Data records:
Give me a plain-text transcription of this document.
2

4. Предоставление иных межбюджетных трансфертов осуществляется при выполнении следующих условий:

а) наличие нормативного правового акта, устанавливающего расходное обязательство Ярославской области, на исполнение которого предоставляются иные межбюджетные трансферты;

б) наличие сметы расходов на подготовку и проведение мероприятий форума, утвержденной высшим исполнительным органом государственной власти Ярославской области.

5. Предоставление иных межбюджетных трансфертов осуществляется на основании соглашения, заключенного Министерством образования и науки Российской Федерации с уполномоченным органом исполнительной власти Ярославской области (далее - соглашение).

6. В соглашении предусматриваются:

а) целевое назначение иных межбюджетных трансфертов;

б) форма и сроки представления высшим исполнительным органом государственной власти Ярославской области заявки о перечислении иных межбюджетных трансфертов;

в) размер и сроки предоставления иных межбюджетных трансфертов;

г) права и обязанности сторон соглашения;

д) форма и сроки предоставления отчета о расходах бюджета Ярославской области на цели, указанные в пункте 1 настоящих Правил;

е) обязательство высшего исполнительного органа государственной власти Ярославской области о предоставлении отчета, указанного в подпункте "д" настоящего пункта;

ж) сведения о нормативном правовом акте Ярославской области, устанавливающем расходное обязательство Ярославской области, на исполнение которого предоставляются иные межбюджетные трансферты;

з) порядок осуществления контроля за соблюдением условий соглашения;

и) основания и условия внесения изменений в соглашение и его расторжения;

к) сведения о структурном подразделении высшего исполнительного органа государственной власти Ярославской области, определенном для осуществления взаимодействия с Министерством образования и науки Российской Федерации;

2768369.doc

*Request*: Return every line above that contains the word "обязательство".

*Result of this exercise*:
а) наличие нормативного правового акта, устанавливающего расходное обязательство Ярославской области, на исполнение которого предоставляются иные межбюджетные трансферты;
е) обязательство высшего исполнительного органа государственной власти Ярославской области о предоставлении отчета, указанного в подпункте "д" настоящего пункта;
ж) сведения о нормативном правовом акте Ярославской области, устанавливающем расходное обязательство Ярославской области, на исполнение которого предоставляются иные межбюджетные трансферты;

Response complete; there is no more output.